Stated exercise
Transcribe each line of the records below exactly, excluding any embedded images.

Given records
* start *
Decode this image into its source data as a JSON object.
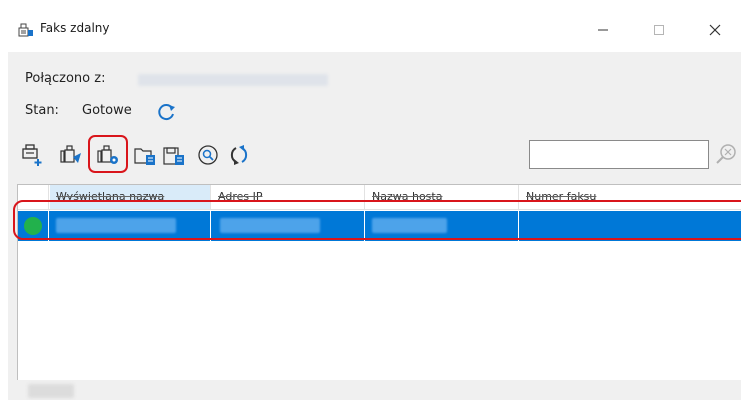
{
  "window": {
    "title": "Faks zdalny",
    "minimize_glyph": "—",
    "maximize_glyph": "☐",
    "close_glyph": "✕"
  },
  "info": {
    "connected_label": "Połączono z:",
    "status_label": "Stan:",
    "status_value": "Gotowe",
    "refresh_icon": "refresh-icon"
  },
  "toolbar": {
    "buttons": [
      "add-fax-icon",
      "send-fax-icon",
      "fax-settings-icon",
      "open-folder-icon",
      "save-icon",
      "search-fax-icon",
      "refresh-list-icon"
    ],
    "highlighted": "fax-settings-icon",
    "search_value": "",
    "search_icon": "search-icon"
  },
  "list": {
    "columns": [
      "Wyświetlana nazwa",
      "Adres IP",
      "Nazwa hosta",
      "Numer faksu"
    ],
    "sorted_column": "Wyświetlana nazwa",
    "selected_row_status": "online"
  },
  "colors": {
    "selection": "#0078d7",
    "highlight": "#d9151b",
    "status_online": "#22b14c",
    "accent_icon": "#1a73c9"
  }
}
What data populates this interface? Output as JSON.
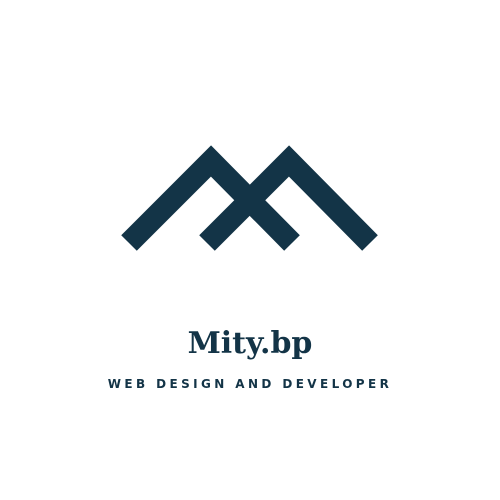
{
  "brand": {
    "name": "Mity.bp",
    "tagline": "WEB DESIGN AND DEVELOPER"
  },
  "colors": {
    "background": "#ffffff",
    "primary": "#133447"
  },
  "icons": {
    "logo": "mountain-m-logo-icon"
  }
}
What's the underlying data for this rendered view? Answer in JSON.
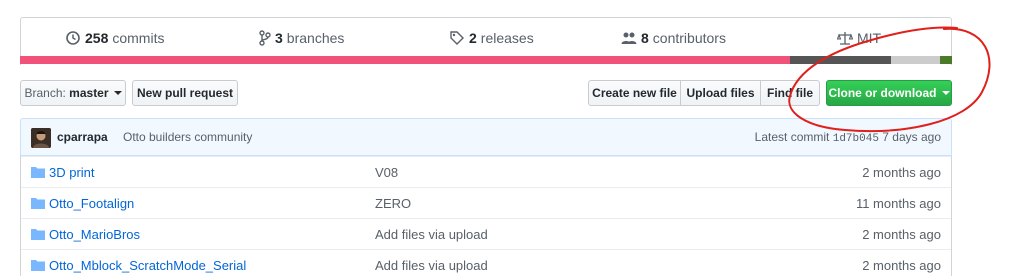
* end *
Written response
Decode this image into its source data as a JSON object.
{
  "window": {
    "title": "Faks zdalny",
    "minimize_glyph": "—",
    "maximize_glyph": "☐",
    "close_glyph": "✕"
  },
  "info": {
    "connected_label": "Połączono z:",
    "status_label": "Stan:",
    "status_value": "Gotowe",
    "refresh_icon": "refresh-icon"
  },
  "toolbar": {
    "buttons": [
      "add-fax-icon",
      "send-fax-icon",
      "fax-settings-icon",
      "open-folder-icon",
      "save-icon",
      "search-fax-icon",
      "refresh-list-icon"
    ],
    "highlighted": "fax-settings-icon",
    "search_value": "",
    "search_icon": "search-icon"
  },
  "list": {
    "columns": [
      "Wyświetlana nazwa",
      "Adres IP",
      "Nazwa hosta",
      "Numer faksu"
    ],
    "sorted_column": "Wyświetlana nazwa",
    "selected_row_status": "online"
  },
  "colors": {
    "selection": "#0078d7",
    "highlight": "#d9151b",
    "status_online": "#22b14c",
    "accent_icon": "#1a73c9"
  }
}
What data populates this interface? Output as JSON.
{
  "brand": {
    "name": "Mity.bp",
    "tagline": "WEB DESIGN AND DEVELOPER"
  },
  "colors": {
    "background": "#ffffff",
    "primary": "#133447"
  },
  "icons": {
    "logo": "mountain-m-logo-icon"
  }
}
What's the underlying data for this rendered view? Answer in JSON.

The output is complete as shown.